What needs to be done: Quote the whole listing word for word. Do not include the pictures.

# START OF Provided records

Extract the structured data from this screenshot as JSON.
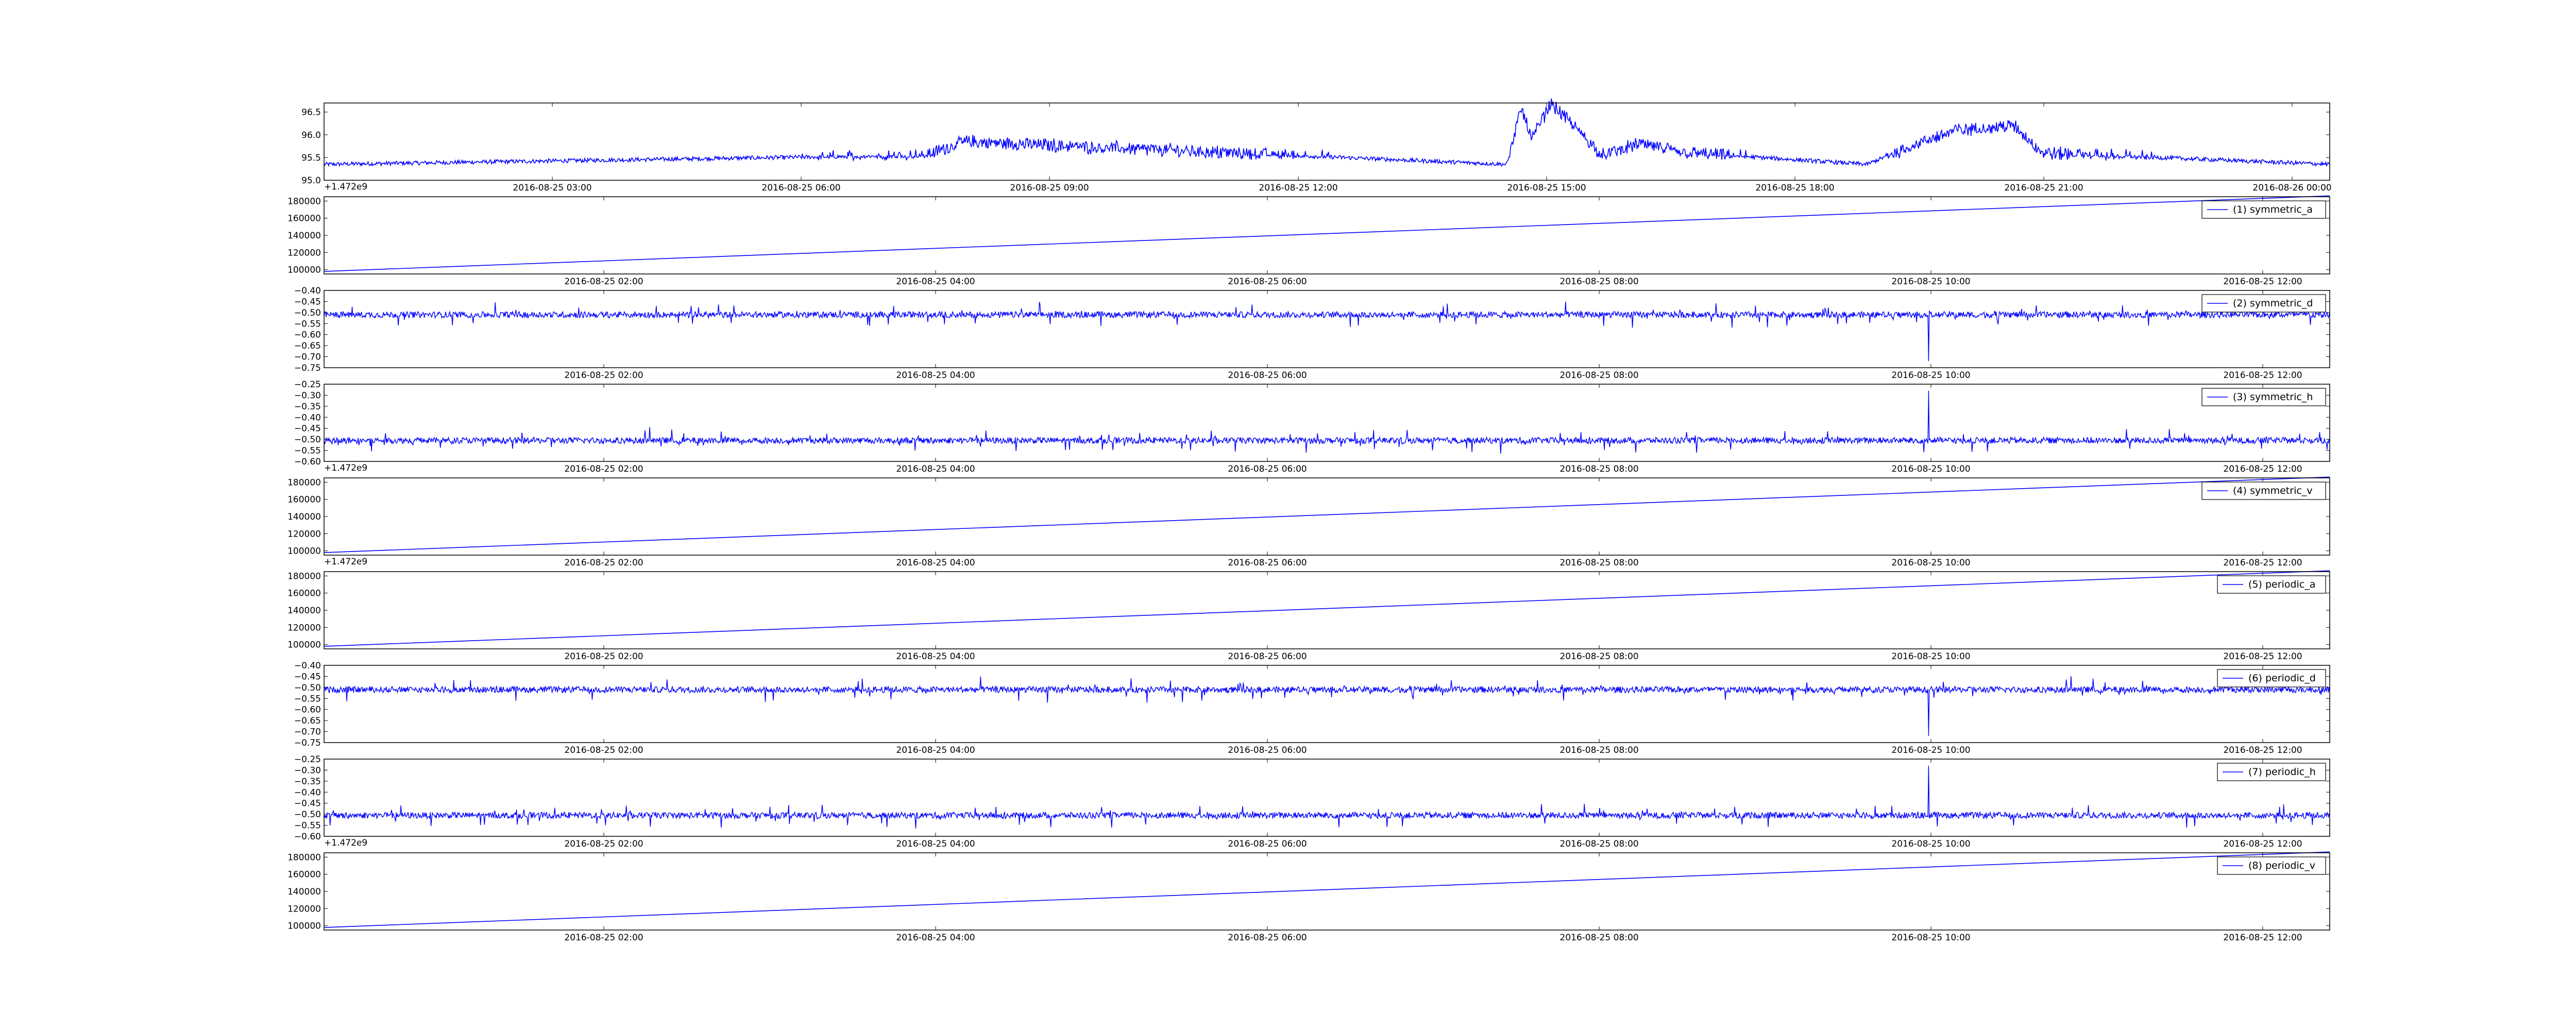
{
  "chart_data": [
    {
      "type": "line",
      "title": "",
      "xlabel": "",
      "ylabel": "",
      "ylim": [
        95.0,
        96.7
      ],
      "yticks": [
        "95.0",
        "95.5",
        "96.0",
        "96.5"
      ],
      "xticks": [
        "2016-08-25 03:00",
        "2016-08-25 06:00",
        "2016-08-25 09:00",
        "2016-08-25 12:00",
        "2016-08-25 15:00",
        "2016-08-25 18:00",
        "2016-08-25 21:00",
        "2016-08-26 00:00"
      ],
      "offset_text": "+1.472e9",
      "legend": "",
      "series": [
        {
          "color": "#0000ff",
          "baseline": 95.35,
          "x": [
            "2016-08-25 01:30",
            "2016-08-25 08:20",
            "2016-08-25 08:45",
            "2016-08-25 14:55",
            "2016-08-25 15:05",
            "2016-08-25 15:12",
            "2016-08-25 15:25",
            "2016-08-25 16:00",
            "2016-08-25 16:25",
            "2016-08-25 17:00",
            "2016-08-25 19:00",
            "2016-08-25 19:30",
            "2016-08-25 20:00",
            "2016-08-25 20:40",
            "2016-08-25 21:00",
            "2016-08-26 00:15"
          ],
          "values": [
            95.35,
            95.55,
            95.85,
            95.35,
            96.6,
            95.9,
            96.7,
            95.55,
            95.8,
            95.6,
            95.35,
            95.75,
            96.1,
            96.2,
            95.6,
            95.35
          ]
        }
      ]
    },
    {
      "type": "line",
      "ylim": [
        95000,
        185000
      ],
      "yticks": [
        "100000",
        "120000",
        "140000",
        "160000",
        "180000"
      ],
      "xticks": [
        "2016-08-25 02:00",
        "2016-08-25 04:00",
        "2016-08-25 06:00",
        "2016-08-25 08:00",
        "2016-08-25 10:00",
        "2016-08-25 12:00"
      ],
      "offset_text": "",
      "legend": "(1) symmetric_a",
      "legend_placement": "top-right",
      "series": [
        {
          "name": "(1) symmetric_a",
          "color": "#0000ff",
          "x": [
            "start",
            "end"
          ],
          "values": [
            98000,
            186000
          ]
        }
      ]
    },
    {
      "type": "line",
      "ylim": [
        -0.75,
        -0.4
      ],
      "yticks": [
        "−0.40",
        "−0.45",
        "−0.50",
        "−0.55",
        "−0.60",
        "−0.65",
        "−0.70",
        "−0.75"
      ],
      "xticks": [
        "2016-08-25 02:00",
        "2016-08-25 04:00",
        "2016-08-25 06:00",
        "2016-08-25 08:00",
        "2016-08-25 10:00",
        "2016-08-25 12:00"
      ],
      "offset_text": "",
      "legend": "(2) symmetric_d",
      "legend_placement": "top-right",
      "series": [
        {
          "name": "(2) symmetric_d",
          "color": "#0000ff",
          "baseline": -0.51,
          "spike_x": "2016-08-25 10:00",
          "spike_value": -0.72
        }
      ]
    },
    {
      "type": "line",
      "ylim": [
        -0.6,
        -0.25
      ],
      "yticks": [
        "−0.25",
        "−0.30",
        "−0.35",
        "−0.40",
        "−0.45",
        "−0.50",
        "−0.55",
        "−0.60"
      ],
      "xticks": [
        "2016-08-25 02:00",
        "2016-08-25 04:00",
        "2016-08-25 06:00",
        "2016-08-25 08:00",
        "2016-08-25 10:00",
        "2016-08-25 12:00"
      ],
      "offset_text": "+1.472e9",
      "legend": "(3) symmetric_h",
      "legend_placement": "top-right",
      "series": [
        {
          "name": "(3) symmetric_h",
          "color": "#0000ff",
          "baseline": -0.505,
          "spike_x": "2016-08-25 10:00",
          "spike_value": -0.28
        }
      ]
    },
    {
      "type": "line",
      "ylim": [
        95000,
        185000
      ],
      "yticks": [
        "100000",
        "120000",
        "140000",
        "160000",
        "180000"
      ],
      "xticks": [
        "2016-08-25 02:00",
        "2016-08-25 04:00",
        "2016-08-25 06:00",
        "2016-08-25 08:00",
        "2016-08-25 10:00",
        "2016-08-25 12:00"
      ],
      "offset_text": "+1.472e9",
      "legend": "(4) symmetric_v",
      "legend_placement": "top-right",
      "series": [
        {
          "name": "(4) symmetric_v",
          "color": "#0000ff",
          "x": [
            "start",
            "end"
          ],
          "values": [
            98000,
            186000
          ]
        }
      ]
    },
    {
      "type": "line",
      "ylim": [
        95000,
        185000
      ],
      "yticks": [
        "100000",
        "120000",
        "140000",
        "160000",
        "180000"
      ],
      "xticks": [
        "2016-08-25 02:00",
        "2016-08-25 04:00",
        "2016-08-25 06:00",
        "2016-08-25 08:00",
        "2016-08-25 10:00",
        "2016-08-25 12:00"
      ],
      "offset_text": "",
      "legend": "(5) periodic_a",
      "legend_placement": "top-right",
      "series": [
        {
          "name": "(5) periodic_a",
          "color": "#0000ff",
          "x": [
            "start",
            "end"
          ],
          "values": [
            98000,
            186000
          ]
        }
      ]
    },
    {
      "type": "line",
      "ylim": [
        -0.75,
        -0.4
      ],
      "yticks": [
        "−0.40",
        "−0.45",
        "−0.50",
        "−0.55",
        "−0.60",
        "−0.65",
        "−0.70",
        "−0.75"
      ],
      "xticks": [
        "2016-08-25 02:00",
        "2016-08-25 04:00",
        "2016-08-25 06:00",
        "2016-08-25 08:00",
        "2016-08-25 10:00",
        "2016-08-25 12:00"
      ],
      "offset_text": "",
      "legend": "(6) periodic_d",
      "legend_placement": "top-right",
      "series": [
        {
          "name": "(6) periodic_d",
          "color": "#0000ff",
          "baseline": -0.51,
          "spike_x": "2016-08-25 10:00",
          "spike_value": -0.72
        }
      ]
    },
    {
      "type": "line",
      "ylim": [
        -0.6,
        -0.25
      ],
      "yticks": [
        "−0.25",
        "−0.30",
        "−0.35",
        "−0.40",
        "−0.45",
        "−0.50",
        "−0.55",
        "−0.60"
      ],
      "xticks": [
        "2016-08-25 02:00",
        "2016-08-25 04:00",
        "2016-08-25 06:00",
        "2016-08-25 08:00",
        "2016-08-25 10:00",
        "2016-08-25 12:00"
      ],
      "offset_text": "+1.472e9",
      "legend": "(7) periodic_h",
      "legend_placement": "top-right",
      "series": [
        {
          "name": "(7) periodic_h",
          "color": "#0000ff",
          "baseline": -0.505,
          "spike_x": "2016-08-25 10:00",
          "spike_value": -0.28
        }
      ]
    },
    {
      "type": "line",
      "ylim": [
        95000,
        185000
      ],
      "yticks": [
        "100000",
        "120000",
        "140000",
        "160000",
        "180000"
      ],
      "xticks": [
        "2016-08-25 02:00",
        "2016-08-25 04:00",
        "2016-08-25 06:00",
        "2016-08-25 08:00",
        "2016-08-25 10:00",
        "2016-08-25 12:00"
      ],
      "offset_text": "",
      "legend": "(8) periodic_v",
      "legend_placement": "top-right",
      "series": [
        {
          "name": "(8) periodic_v",
          "color": "#0000ff",
          "x": [
            "start",
            "end"
          ],
          "values": [
            98000,
            186000
          ]
        }
      ]
    }
  ]
}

# END OF Provided records

Response below:
Extract the structured data from this screenshot as JSON.
{
  "chart_data": [
    {
      "type": "line",
      "title": "",
      "xlabel": "",
      "ylabel": "",
      "ylim": [
        95.0,
        96.7
      ],
      "yticks": [
        "95.0",
        "95.5",
        "96.0",
        "96.5"
      ],
      "xticks": [
        "2016-08-25 03:00",
        "2016-08-25 06:00",
        "2016-08-25 09:00",
        "2016-08-25 12:00",
        "2016-08-25 15:00",
        "2016-08-25 18:00",
        "2016-08-25 21:00",
        "2016-08-26 00:00"
      ],
      "offset_text": "+1.472e9",
      "legend": "",
      "series": [
        {
          "color": "#0000ff",
          "baseline": 95.35,
          "x": [
            "2016-08-25 01:30",
            "2016-08-25 08:20",
            "2016-08-25 08:45",
            "2016-08-25 14:55",
            "2016-08-25 15:05",
            "2016-08-25 15:12",
            "2016-08-25 15:25",
            "2016-08-25 16:00",
            "2016-08-25 16:25",
            "2016-08-25 17:00",
            "2016-08-25 19:00",
            "2016-08-25 19:30",
            "2016-08-25 20:00",
            "2016-08-25 20:40",
            "2016-08-25 21:00",
            "2016-08-26 00:15"
          ],
          "values": [
            95.35,
            95.55,
            95.85,
            95.35,
            96.6,
            95.9,
            96.7,
            95.55,
            95.8,
            95.6,
            95.35,
            95.75,
            96.1,
            96.2,
            95.6,
            95.35
          ]
        }
      ]
    },
    {
      "type": "line",
      "ylim": [
        95000,
        185000
      ],
      "yticks": [
        "100000",
        "120000",
        "140000",
        "160000",
        "180000"
      ],
      "xticks": [
        "2016-08-25 02:00",
        "2016-08-25 04:00",
        "2016-08-25 06:00",
        "2016-08-25 08:00",
        "2016-08-25 10:00",
        "2016-08-25 12:00"
      ],
      "offset_text": "",
      "legend": "(1) symmetric_a",
      "legend_placement": "top-right",
      "series": [
        {
          "name": "(1) symmetric_a",
          "color": "#0000ff",
          "x": [
            "start",
            "end"
          ],
          "values": [
            98000,
            186000
          ]
        }
      ]
    },
    {
      "type": "line",
      "ylim": [
        -0.75,
        -0.4
      ],
      "yticks": [
        "−0.40",
        "−0.45",
        "−0.50",
        "−0.55",
        "−0.60",
        "−0.65",
        "−0.70",
        "−0.75"
      ],
      "xticks": [
        "2016-08-25 02:00",
        "2016-08-25 04:00",
        "2016-08-25 06:00",
        "2016-08-25 08:00",
        "2016-08-25 10:00",
        "2016-08-25 12:00"
      ],
      "offset_text": "",
      "legend": "(2) symmetric_d",
      "legend_placement": "top-right",
      "series": [
        {
          "name": "(2) symmetric_d",
          "color": "#0000ff",
          "baseline": -0.51,
          "spike_x": "2016-08-25 10:00",
          "spike_value": -0.72
        }
      ]
    },
    {
      "type": "line",
      "ylim": [
        -0.6,
        -0.25
      ],
      "yticks": [
        "−0.25",
        "−0.30",
        "−0.35",
        "−0.40",
        "−0.45",
        "−0.50",
        "−0.55",
        "−0.60"
      ],
      "xticks": [
        "2016-08-25 02:00",
        "2016-08-25 04:00",
        "2016-08-25 06:00",
        "2016-08-25 08:00",
        "2016-08-25 10:00",
        "2016-08-25 12:00"
      ],
      "offset_text": "+1.472e9",
      "legend": "(3) symmetric_h",
      "legend_placement": "top-right",
      "series": [
        {
          "name": "(3) symmetric_h",
          "color": "#0000ff",
          "baseline": -0.505,
          "spike_x": "2016-08-25 10:00",
          "spike_value": -0.28
        }
      ]
    },
    {
      "type": "line",
      "ylim": [
        95000,
        185000
      ],
      "yticks": [
        "100000",
        "120000",
        "140000",
        "160000",
        "180000"
      ],
      "xticks": [
        "2016-08-25 02:00",
        "2016-08-25 04:00",
        "2016-08-25 06:00",
        "2016-08-25 08:00",
        "2016-08-25 10:00",
        "2016-08-25 12:00"
      ],
      "offset_text": "+1.472e9",
      "legend": "(4) symmetric_v",
      "legend_placement": "top-right",
      "series": [
        {
          "name": "(4) symmetric_v",
          "color": "#0000ff",
          "x": [
            "start",
            "end"
          ],
          "values": [
            98000,
            186000
          ]
        }
      ]
    },
    {
      "type": "line",
      "ylim": [
        95000,
        185000
      ],
      "yticks": [
        "100000",
        "120000",
        "140000",
        "160000",
        "180000"
      ],
      "xticks": [
        "2016-08-25 02:00",
        "2016-08-25 04:00",
        "2016-08-25 06:00",
        "2016-08-25 08:00",
        "2016-08-25 10:00",
        "2016-08-25 12:00"
      ],
      "offset_text": "",
      "legend": "(5) periodic_a",
      "legend_placement": "top-right",
      "series": [
        {
          "name": "(5) periodic_a",
          "color": "#0000ff",
          "x": [
            "start",
            "end"
          ],
          "values": [
            98000,
            186000
          ]
        }
      ]
    },
    {
      "type": "line",
      "ylim": [
        -0.75,
        -0.4
      ],
      "yticks": [
        "−0.40",
        "−0.45",
        "−0.50",
        "−0.55",
        "−0.60",
        "−0.65",
        "−0.70",
        "−0.75"
      ],
      "xticks": [
        "2016-08-25 02:00",
        "2016-08-25 04:00",
        "2016-08-25 06:00",
        "2016-08-25 08:00",
        "2016-08-25 10:00",
        "2016-08-25 12:00"
      ],
      "offset_text": "",
      "legend": "(6) periodic_d",
      "legend_placement": "top-right",
      "series": [
        {
          "name": "(6) periodic_d",
          "color": "#0000ff",
          "baseline": -0.51,
          "spike_x": "2016-08-25 10:00",
          "spike_value": -0.72
        }
      ]
    },
    {
      "type": "line",
      "ylim": [
        -0.6,
        -0.25
      ],
      "yticks": [
        "−0.25",
        "−0.30",
        "−0.35",
        "−0.40",
        "−0.45",
        "−0.50",
        "−0.55",
        "−0.60"
      ],
      "xticks": [
        "2016-08-25 02:00",
        "2016-08-25 04:00",
        "2016-08-25 06:00",
        "2016-08-25 08:00",
        "2016-08-25 10:00",
        "2016-08-25 12:00"
      ],
      "offset_text": "+1.472e9",
      "legend": "(7) periodic_h",
      "legend_placement": "top-right",
      "series": [
        {
          "name": "(7) periodic_h",
          "color": "#0000ff",
          "baseline": -0.505,
          "spike_x": "2016-08-25 10:00",
          "spike_value": -0.28
        }
      ]
    },
    {
      "type": "line",
      "ylim": [
        95000,
        185000
      ],
      "yticks": [
        "100000",
        "120000",
        "140000",
        "160000",
        "180000"
      ],
      "xticks": [
        "2016-08-25 02:00",
        "2016-08-25 04:00",
        "2016-08-25 06:00",
        "2016-08-25 08:00",
        "2016-08-25 10:00",
        "2016-08-25 12:00"
      ],
      "offset_text": "",
      "legend": "(8) periodic_v",
      "legend_placement": "top-right",
      "series": [
        {
          "name": "(8) periodic_v",
          "color": "#0000ff",
          "x": [
            "start",
            "end"
          ],
          "values": [
            98000,
            186000
          ]
        }
      ]
    }
  ]
}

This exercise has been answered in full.